[Stored items]
>> begin

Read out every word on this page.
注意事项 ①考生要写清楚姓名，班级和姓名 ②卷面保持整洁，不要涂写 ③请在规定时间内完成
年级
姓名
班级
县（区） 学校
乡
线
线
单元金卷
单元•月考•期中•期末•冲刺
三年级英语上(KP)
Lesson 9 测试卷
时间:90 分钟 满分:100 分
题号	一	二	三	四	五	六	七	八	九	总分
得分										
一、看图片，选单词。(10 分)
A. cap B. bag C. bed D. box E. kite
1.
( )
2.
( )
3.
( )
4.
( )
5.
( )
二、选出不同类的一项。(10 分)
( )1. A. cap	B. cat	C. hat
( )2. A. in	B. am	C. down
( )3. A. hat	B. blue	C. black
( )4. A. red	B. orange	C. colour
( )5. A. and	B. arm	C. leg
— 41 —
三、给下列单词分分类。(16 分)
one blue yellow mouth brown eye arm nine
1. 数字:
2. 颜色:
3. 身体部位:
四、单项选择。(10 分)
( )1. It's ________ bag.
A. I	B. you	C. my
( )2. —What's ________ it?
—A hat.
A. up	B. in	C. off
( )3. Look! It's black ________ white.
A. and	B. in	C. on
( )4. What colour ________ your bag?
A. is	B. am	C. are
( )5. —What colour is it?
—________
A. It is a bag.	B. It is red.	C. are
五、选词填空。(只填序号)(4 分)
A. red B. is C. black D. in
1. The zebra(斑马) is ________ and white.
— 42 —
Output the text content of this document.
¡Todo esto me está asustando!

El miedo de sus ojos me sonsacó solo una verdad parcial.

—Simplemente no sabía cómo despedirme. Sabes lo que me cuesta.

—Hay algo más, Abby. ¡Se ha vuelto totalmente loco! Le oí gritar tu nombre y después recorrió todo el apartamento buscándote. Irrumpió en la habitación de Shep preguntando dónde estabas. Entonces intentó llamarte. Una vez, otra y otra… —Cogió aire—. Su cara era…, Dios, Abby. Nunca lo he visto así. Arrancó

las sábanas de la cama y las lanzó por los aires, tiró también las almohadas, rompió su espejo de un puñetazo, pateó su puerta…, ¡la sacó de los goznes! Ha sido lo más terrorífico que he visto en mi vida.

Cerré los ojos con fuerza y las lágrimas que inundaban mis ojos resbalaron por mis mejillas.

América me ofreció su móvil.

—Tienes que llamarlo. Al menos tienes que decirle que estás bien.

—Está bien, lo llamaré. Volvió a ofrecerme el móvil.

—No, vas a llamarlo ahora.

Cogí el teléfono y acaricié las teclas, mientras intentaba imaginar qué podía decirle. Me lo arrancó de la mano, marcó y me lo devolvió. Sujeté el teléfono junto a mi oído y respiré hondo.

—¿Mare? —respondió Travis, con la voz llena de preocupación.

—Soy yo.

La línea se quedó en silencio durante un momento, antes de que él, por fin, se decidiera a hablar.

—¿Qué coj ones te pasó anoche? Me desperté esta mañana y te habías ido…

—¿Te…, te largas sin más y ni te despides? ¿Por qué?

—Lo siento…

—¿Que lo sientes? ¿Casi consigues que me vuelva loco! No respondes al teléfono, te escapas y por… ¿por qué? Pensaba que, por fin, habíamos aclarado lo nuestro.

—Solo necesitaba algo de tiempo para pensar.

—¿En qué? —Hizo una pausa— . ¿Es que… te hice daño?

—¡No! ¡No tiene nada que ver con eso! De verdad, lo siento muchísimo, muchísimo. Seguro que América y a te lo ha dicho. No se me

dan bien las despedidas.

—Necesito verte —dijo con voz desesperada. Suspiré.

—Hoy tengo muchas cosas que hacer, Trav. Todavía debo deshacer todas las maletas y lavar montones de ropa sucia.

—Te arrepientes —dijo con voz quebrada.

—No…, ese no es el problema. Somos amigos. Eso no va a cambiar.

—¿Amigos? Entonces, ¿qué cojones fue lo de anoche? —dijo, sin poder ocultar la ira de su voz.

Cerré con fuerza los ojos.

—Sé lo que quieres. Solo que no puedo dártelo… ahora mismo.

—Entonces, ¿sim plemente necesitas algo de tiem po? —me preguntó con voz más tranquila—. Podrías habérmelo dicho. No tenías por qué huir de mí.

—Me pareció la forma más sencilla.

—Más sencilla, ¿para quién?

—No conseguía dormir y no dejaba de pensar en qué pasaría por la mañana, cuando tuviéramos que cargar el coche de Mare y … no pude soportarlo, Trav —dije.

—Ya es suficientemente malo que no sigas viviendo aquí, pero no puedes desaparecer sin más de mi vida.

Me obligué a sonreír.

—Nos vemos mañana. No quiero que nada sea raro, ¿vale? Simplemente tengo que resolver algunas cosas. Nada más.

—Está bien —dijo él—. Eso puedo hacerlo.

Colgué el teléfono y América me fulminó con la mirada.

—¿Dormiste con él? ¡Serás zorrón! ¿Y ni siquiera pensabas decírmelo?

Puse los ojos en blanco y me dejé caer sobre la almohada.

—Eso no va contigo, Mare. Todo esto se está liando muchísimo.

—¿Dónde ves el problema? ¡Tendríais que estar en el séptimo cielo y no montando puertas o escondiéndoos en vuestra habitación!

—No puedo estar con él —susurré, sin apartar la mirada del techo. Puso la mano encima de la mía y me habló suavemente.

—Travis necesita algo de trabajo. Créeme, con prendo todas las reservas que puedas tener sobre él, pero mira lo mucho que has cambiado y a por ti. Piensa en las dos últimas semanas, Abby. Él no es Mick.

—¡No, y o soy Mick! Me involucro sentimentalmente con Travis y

>> end

- [Task directions]:
Please output the entire listing exactly as it stands.

- [The output]:
Read out every word on this page.
注意事项 ①考生要写清楚姓名，班级和姓名 ②卷面保持整洁，不要涂写 ③请在规定时间内完成
年级
姓名
班级
县（区） 学校
乡
线
线
单元金卷
单元•月考•期中•期末•冲刺
三年级英语上(KP)
Lesson 9 测试卷
时间:90 分钟 满分:100 分
题号	一	二	三	四	五	六	七	八	九	总分
得分										
一、看图片，选单词。(10 分)
A. cap B. bag C. bed D. box E. kite
1.
( )
2.
( )
3.
( )
4.
( )
5.
( )
二、选出不同类的一项。(10 分)
( )1. A. cap	B. cat	C. hat
( )2. A. in	B. am	C. down
( )3. A. hat	B. blue	C. black
( )4. A. red	B. orange	C. colour
( )5. A. and	B. arm	C. leg
— 41 —
三、给下列单词分分类。(16 分)
one blue yellow mouth brown eye arm nine
1. 数字:
2. 颜色:
3. 身体部位:
四、单项选择。(10 分)
( )1. It's ________ bag.
A. I	B. you	C. my
( )2. —What's ________ it?
—A hat.
A. up	B. in	C. off
( )3. Look! It's black ________ white.
A. and	B. in	C. on
( )4. What colour ________ your bag?
A. is	B. am	C. are
( )5. —What colour is it?
—________
A. It is a bag.	B. It is red.	C. are
五、选词填空。(只填序号)(4 分)
A. red B. is C. black D. in
1. The zebra(斑马) is ________ and white.
— 42 —
Output the text content of this document.
¡Todo esto me está asustando!

El miedo de sus ojos me sonsacó solo una verdad parcial.

—Simplemente no sabía cómo despedirme. Sabes lo que me cuesta.

—Hay algo más, Abby. ¡Se ha vuelto totalmente loco! Le oí gritar tu nombre y después recorrió todo el apartamento buscándote. Irrumpió en la habitación de Shep preguntando dónde estabas. Entonces intentó llamarte. Una vez, otra y otra… —Cogió aire—. Su cara era…, Dios, Abby. Nunca lo he visto así. Arrancó

las sábanas de la cama y las lanzó por los aires, tiró también las almohadas, rompió su espejo de un puñetazo, pateó su puerta…, ¡la sacó de los goznes! Ha sido lo más terrorífico que he visto en mi vida.

Cerré los ojos con fuerza y las lágrimas que inundaban mis ojos resbalaron por mis mejillas.

América me ofreció su móvil.

—Tienes que llamarlo. Al menos tienes que decirle que estás bien.

—Está bien, lo llamaré. Volvió a ofrecerme el móvil.

—No, vas a llamarlo ahora.

Cogí el teléfono y acaricié las teclas, mientras intentaba imaginar qué podía decirle. Me lo arrancó de la mano, marcó y me lo devolvió. Sujeté el teléfono junto a mi oído y respiré hondo.

—¿Mare? —respondió Travis, con la voz llena de preocupación.

—Soy yo.

La línea se quedó en silencio durante un momento, antes de que él, por fin, se decidiera a hablar.

—¿Qué coj ones te pasó anoche? Me desperté esta mañana y te habías ido…

—¿Te…, te largas sin más y ni te despides? ¿Por qué?

—Lo siento…

—¿Que lo sientes? ¿Casi consigues que me vuelva loco! No respondes al teléfono, te escapas y por… ¿por qué? Pensaba que, por fin, habíamos aclarado lo nuestro.

—Solo necesitaba algo de tiempo para pensar.

—¿En qué? —Hizo una pausa— . ¿Es que… te hice daño?

—¡No! ¡No tiene nada que ver con eso! De verdad, lo siento muchísimo, muchísimo. Seguro que América y a te lo ha dicho. No se me

dan bien las despedidas.

—Necesito verte —dijo con voz desesperada. Suspiré.

—Hoy tengo muchas cosas que hacer, Trav. Todavía debo deshacer todas las maletas y lavar montones de ropa sucia.

—Te arrepientes —dijo con voz quebrada.

—No…, ese no es el problema. Somos amigos. Eso no va a cambiar.

—¿Amigos? Entonces, ¿qué cojones fue lo de anoche? —dijo, sin poder ocultar la ira de su voz.

Cerré con fuerza los ojos.

—Sé lo que quieres. Solo que no puedo dártelo… ahora mismo.

—Entonces, ¿sim plemente necesitas algo de tiem po? —me preguntó con voz más tranquila—. Podrías habérmelo dicho. No tenías por qué huir de mí.

—Me pareció la forma más sencilla.

—Más sencilla, ¿para quién?

—No conseguía dormir y no dejaba de pensar en qué pasaría por la mañana, cuando tuviéramos que cargar el coche de Mare y … no pude soportarlo, Trav —dije.

—Ya es suficientemente malo que no sigas viviendo aquí, pero no puedes desaparecer sin más de mi vida.

Me obligué a sonreír.

—Nos vemos mañana. No quiero que nada sea raro, ¿vale? Simplemente tengo que resolver algunas cosas. Nada más.

—Está bien —dijo él—. Eso puedo hacerlo.

Colgué el teléfono y América me fulminó con la mirada.

—¿Dormiste con él? ¡Serás zorrón! ¿Y ni siquiera pensabas decírmelo?

Puse los ojos en blanco y me dejé caer sobre la almohada.

—Eso no va contigo, Mare. Todo esto se está liando muchísimo.

—¿Dónde ves el problema? ¡Tendríais que estar en el séptimo cielo y no montando puertas o escondiéndoos en vuestra habitación!

—No puedo estar con él —susurré, sin apartar la mirada del techo. Puso la mano encima de la mía y me habló suavemente.

—Travis necesita algo de trabajo. Créeme, con prendo todas las reservas que puedas tener sobre él, pero mira lo mucho que has cambiado y a por ti. Piensa en las dos últimas semanas, Abby. Él no es Mick.

—¡No, y o soy Mick! Me involucro sentimentalmente con Travis y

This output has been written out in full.